-- begin Record excerpts --

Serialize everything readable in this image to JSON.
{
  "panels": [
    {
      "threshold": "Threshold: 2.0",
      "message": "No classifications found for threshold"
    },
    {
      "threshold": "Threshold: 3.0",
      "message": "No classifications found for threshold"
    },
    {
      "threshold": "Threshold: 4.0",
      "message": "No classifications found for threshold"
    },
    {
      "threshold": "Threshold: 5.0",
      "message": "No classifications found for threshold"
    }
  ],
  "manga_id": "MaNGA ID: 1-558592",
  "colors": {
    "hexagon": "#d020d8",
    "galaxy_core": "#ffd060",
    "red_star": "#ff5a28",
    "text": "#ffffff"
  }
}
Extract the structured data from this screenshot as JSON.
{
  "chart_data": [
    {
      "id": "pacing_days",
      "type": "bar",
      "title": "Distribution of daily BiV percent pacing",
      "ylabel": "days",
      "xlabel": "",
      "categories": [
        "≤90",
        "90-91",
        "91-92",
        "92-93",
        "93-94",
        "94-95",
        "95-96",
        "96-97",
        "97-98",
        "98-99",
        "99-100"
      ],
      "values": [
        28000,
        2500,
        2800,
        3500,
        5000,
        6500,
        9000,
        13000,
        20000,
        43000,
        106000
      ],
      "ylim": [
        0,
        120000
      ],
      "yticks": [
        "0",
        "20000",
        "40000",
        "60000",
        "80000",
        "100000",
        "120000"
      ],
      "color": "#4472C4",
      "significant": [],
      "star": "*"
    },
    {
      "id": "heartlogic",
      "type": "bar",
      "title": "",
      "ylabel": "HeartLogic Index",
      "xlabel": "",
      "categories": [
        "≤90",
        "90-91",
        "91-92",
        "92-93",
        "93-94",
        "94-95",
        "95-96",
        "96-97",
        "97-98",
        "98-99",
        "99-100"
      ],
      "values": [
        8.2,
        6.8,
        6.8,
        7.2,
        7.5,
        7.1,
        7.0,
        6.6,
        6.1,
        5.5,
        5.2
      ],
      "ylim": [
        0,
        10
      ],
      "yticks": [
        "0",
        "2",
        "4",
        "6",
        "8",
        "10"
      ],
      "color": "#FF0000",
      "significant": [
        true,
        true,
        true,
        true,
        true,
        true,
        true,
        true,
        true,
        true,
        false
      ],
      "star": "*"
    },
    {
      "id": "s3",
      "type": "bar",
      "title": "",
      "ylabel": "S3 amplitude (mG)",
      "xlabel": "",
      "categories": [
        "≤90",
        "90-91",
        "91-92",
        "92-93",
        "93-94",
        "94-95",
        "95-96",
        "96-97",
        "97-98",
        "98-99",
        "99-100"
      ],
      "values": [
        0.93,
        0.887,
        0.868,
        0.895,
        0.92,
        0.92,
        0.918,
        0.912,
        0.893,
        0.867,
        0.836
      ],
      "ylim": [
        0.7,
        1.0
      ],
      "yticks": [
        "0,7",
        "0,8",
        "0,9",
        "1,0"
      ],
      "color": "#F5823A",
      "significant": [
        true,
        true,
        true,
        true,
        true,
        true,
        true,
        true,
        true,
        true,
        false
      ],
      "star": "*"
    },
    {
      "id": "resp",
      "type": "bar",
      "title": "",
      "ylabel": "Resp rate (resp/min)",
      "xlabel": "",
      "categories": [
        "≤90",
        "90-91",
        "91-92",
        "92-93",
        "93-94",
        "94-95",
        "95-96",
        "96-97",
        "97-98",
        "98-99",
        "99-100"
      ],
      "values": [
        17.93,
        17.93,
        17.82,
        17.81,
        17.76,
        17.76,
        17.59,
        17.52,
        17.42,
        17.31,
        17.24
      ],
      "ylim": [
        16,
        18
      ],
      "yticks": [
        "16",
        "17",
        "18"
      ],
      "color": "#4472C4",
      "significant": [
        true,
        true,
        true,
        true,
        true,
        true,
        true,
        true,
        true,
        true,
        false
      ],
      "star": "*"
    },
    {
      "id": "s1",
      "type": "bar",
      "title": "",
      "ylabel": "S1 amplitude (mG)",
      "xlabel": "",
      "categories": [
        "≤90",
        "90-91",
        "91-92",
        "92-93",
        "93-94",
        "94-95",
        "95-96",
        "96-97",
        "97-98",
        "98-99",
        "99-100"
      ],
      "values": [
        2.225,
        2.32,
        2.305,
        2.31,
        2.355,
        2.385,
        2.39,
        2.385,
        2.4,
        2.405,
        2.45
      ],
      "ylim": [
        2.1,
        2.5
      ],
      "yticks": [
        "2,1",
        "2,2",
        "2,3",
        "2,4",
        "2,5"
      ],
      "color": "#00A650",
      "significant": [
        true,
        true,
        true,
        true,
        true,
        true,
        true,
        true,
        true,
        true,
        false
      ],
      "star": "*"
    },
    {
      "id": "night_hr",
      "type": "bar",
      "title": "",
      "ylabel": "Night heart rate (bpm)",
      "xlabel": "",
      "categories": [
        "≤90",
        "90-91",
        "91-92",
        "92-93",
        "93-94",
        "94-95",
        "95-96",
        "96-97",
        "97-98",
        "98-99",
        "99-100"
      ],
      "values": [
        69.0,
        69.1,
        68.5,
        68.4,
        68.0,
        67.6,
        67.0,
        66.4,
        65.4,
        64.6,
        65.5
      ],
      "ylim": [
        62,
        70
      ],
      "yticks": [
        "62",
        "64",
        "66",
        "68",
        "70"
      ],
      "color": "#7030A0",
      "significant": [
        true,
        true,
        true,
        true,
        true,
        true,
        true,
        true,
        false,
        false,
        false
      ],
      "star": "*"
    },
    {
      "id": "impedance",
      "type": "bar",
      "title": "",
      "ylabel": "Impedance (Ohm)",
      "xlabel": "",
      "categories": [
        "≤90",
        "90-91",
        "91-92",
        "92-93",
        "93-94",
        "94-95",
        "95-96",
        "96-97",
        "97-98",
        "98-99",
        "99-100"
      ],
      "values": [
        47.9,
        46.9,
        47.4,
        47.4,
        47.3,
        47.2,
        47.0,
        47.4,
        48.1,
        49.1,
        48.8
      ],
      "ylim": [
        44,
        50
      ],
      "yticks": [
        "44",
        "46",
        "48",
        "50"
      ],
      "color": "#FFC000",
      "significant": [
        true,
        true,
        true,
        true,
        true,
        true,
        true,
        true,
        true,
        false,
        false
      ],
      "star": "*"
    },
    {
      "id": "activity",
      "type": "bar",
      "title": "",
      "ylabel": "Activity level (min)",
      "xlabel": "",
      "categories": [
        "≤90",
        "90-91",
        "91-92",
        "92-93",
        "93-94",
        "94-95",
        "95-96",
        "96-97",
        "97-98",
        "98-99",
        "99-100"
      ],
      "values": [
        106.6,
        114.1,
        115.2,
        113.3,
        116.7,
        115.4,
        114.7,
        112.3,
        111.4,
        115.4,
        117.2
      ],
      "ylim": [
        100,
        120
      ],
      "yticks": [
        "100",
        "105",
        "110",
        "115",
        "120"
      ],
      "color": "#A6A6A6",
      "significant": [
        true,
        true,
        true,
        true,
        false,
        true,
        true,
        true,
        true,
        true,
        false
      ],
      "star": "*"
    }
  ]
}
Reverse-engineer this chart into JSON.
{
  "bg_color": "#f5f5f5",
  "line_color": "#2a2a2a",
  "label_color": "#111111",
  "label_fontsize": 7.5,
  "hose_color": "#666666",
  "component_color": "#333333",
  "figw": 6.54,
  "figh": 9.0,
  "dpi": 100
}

-- end Record excerpts --

#### Directions for this task
Write out all of the records once more, exactly.

#### Solution
Serialize everything readable in this image to JSON.
{
  "panels": [
    {
      "threshold": "Threshold: 2.0",
      "message": "No classifications found for threshold"
    },
    {
      "threshold": "Threshold: 3.0",
      "message": "No classifications found for threshold"
    },
    {
      "threshold": "Threshold: 4.0",
      "message": "No classifications found for threshold"
    },
    {
      "threshold": "Threshold: 5.0",
      "message": "No classifications found for threshold"
    }
  ],
  "manga_id": "MaNGA ID: 1-558592",
  "colors": {
    "hexagon": "#d020d8",
    "galaxy_core": "#ffd060",
    "red_star": "#ff5a28",
    "text": "#ffffff"
  }
}
Extract the structured data from this screenshot as JSON.
{
  "chart_data": [
    {
      "id": "pacing_days",
      "type": "bar",
      "title": "Distribution of daily BiV percent pacing",
      "ylabel": "days",
      "xlabel": "",
      "categories": [
        "≤90",
        "90-91",
        "91-92",
        "92-93",
        "93-94",
        "94-95",
        "95-96",
        "96-97",
        "97-98",
        "98-99",
        "99-100"
      ],
      "values": [
        28000,
        2500,
        2800,
        3500,
        5000,
        6500,
        9000,
        13000,
        20000,
        43000,
        106000
      ],
      "ylim": [
        0,
        120000
      ],
      "yticks": [
        "0",
        "20000",
        "40000",
        "60000",
        "80000",
        "100000",
        "120000"
      ],
      "color": "#4472C4",
      "significant": [],
      "star": "*"
    },
    {
      "id": "heartlogic",
      "type": "bar",
      "title": "",
      "ylabel": "HeartLogic Index",
      "xlabel": "",
      "categories": [
        "≤90",
        "90-91",
        "91-92",
        "92-93",
        "93-94",
        "94-95",
        "95-96",
        "96-97",
        "97-98",
        "98-99",
        "99-100"
      ],
      "values": [
        8.2,
        6.8,
        6.8,
        7.2,
        7.5,
        7.1,
        7.0,
        6.6,
        6.1,
        5.5,
        5.2
      ],
      "ylim": [
        0,
        10
      ],
      "yticks": [
        "0",
        "2",
        "4",
        "6",
        "8",
        "10"
      ],
      "color": "#FF0000",
      "significant": [
        true,
        true,
        true,
        true,
        true,
        true,
        true,
        true,
        true,
        true,
        false
      ],
      "star": "*"
    },
    {
      "id": "s3",
      "type": "bar",
      "title": "",
      "ylabel": "S3 amplitude (mG)",
      "xlabel": "",
      "categories": [
        "≤90",
        "90-91",
        "91-92",
        "92-93",
        "93-94",
        "94-95",
        "95-96",
        "96-97",
        "97-98",
        "98-99",
        "99-100"
      ],
      "values": [
        0.93,
        0.887,
        0.868,
        0.895,
        0.92,
        0.92,
        0.918,
        0.912,
        0.893,
        0.867,
        0.836
      ],
      "ylim": [
        0.7,
        1.0
      ],
      "yticks": [
        "0,7",
        "0,8",
        "0,9",
        "1,0"
      ],
      "color": "#F5823A",
      "significant": [
        true,
        true,
        true,
        true,
        true,
        true,
        true,
        true,
        true,
        true,
        false
      ],
      "star": "*"
    },
    {
      "id": "resp",
      "type": "bar",
      "title": "",
      "ylabel": "Resp rate (resp/min)",
      "xlabel": "",
      "categories": [
        "≤90",
        "90-91",
        "91-92",
        "92-93",
        "93-94",
        "94-95",
        "95-96",
        "96-97",
        "97-98",
        "98-99",
        "99-100"
      ],
      "values": [
        17.93,
        17.93,
        17.82,
        17.81,
        17.76,
        17.76,
        17.59,
        17.52,
        17.42,
        17.31,
        17.24
      ],
      "ylim": [
        16,
        18
      ],
      "yticks": [
        "16",
        "17",
        "18"
      ],
      "color": "#4472C4",
      "significant": [
        true,
        true,
        true,
        true,
        true,
        true,
        true,
        true,
        true,
        true,
        false
      ],
      "star": "*"
    },
    {
      "id": "s1",
      "type": "bar",
      "title": "",
      "ylabel": "S1 amplitude (mG)",
      "xlabel": "",
      "categories": [
        "≤90",
        "90-91",
        "91-92",
        "92-93",
        "93-94",
        "94-95",
        "95-96",
        "96-97",
        "97-98",
        "98-99",
        "99-100"
      ],
      "values": [
        2.225,
        2.32,
        2.305,
        2.31,
        2.355,
        2.385,
        2.39,
        2.385,
        2.4,
        2.405,
        2.45
      ],
      "ylim": [
        2.1,
        2.5
      ],
      "yticks": [
        "2,1",
        "2,2",
        "2,3",
        "2,4",
        "2,5"
      ],
      "color": "#00A650",
      "significant": [
        true,
        true,
        true,
        true,
        true,
        true,
        true,
        true,
        true,
        true,
        false
      ],
      "star": "*"
    },
    {
      "id": "night_hr",
      "type": "bar",
      "title": "",
      "ylabel": "Night heart rate (bpm)",
      "xlabel": "",
      "categories": [
        "≤90",
        "90-91",
        "91-92",
        "92-93",
        "93-94",
        "94-95",
        "95-96",
        "96-97",
        "97-98",
        "98-99",
        "99-100"
      ],
      "values": [
        69.0,
        69.1,
        68.5,
        68.4,
        68.0,
        67.6,
        67.0,
        66.4,
        65.4,
        64.6,
        65.5
      ],
      "ylim": [
        62,
        70
      ],
      "yticks": [
        "62",
        "64",
        "66",
        "68",
        "70"
      ],
      "color": "#7030A0",
      "significant": [
        true,
        true,
        true,
        true,
        true,
        true,
        true,
        true,
        false,
        false,
        false
      ],
      "star": "*"
    },
    {
      "id": "impedance",
      "type": "bar",
      "title": "",
      "ylabel": "Impedance (Ohm)",
      "xlabel": "",
      "categories": [
        "≤90",
        "90-91",
        "91-92",
        "92-93",
        "93-94",
        "94-95",
        "95-96",
        "96-97",
        "97-98",
        "98-99",
        "99-100"
      ],
      "values": [
        47.9,
        46.9,
        47.4,
        47.4,
        47.3,
        47.2,
        47.0,
        47.4,
        48.1,
        49.1,
        48.8
      ],
      "ylim": [
        44,
        50
      ],
      "yticks": [
        "44",
        "46",
        "48",
        "50"
      ],
      "color": "#FFC000",
      "significant": [
        true,
        true,
        true,
        true,
        true,
        true,
        true,
        true,
        true,
        false,
        false
      ],
      "star": "*"
    },
    {
      "id": "activity",
      "type": "bar",
      "title": "",
      "ylabel": "Activity level (min)",
      "xlabel": "",
      "categories": [
        "≤90",
        "90-91",
        "91-92",
        "92-93",
        "93-94",
        "94-95",
        "95-96",
        "96-97",
        "97-98",
        "98-99",
        "99-100"
      ],
      "values": [
        106.6,
        114.1,
        115.2,
        113.3,
        116.7,
        115.4,
        114.7,
        112.3,
        111.4,
        115.4,
        117.2
      ],
      "ylim": [
        100,
        120
      ],
      "yticks": [
        "100",
        "105",
        "110",
        "115",
        "120"
      ],
      "color": "#A6A6A6",
      "significant": [
        true,
        true,
        true,
        true,
        false,
        true,
        true,
        true,
        true,
        true,
        false
      ],
      "star": "*"
    }
  ]
}
Reverse-engineer this chart into JSON.
{
  "bg_color": "#f5f5f5",
  "line_color": "#2a2a2a",
  "label_color": "#111111",
  "label_fontsize": 7.5,
  "hose_color": "#666666",
  "component_color": "#333333",
  "figw": 6.54,
  "figh": 9.0,
  "dpi": 100
}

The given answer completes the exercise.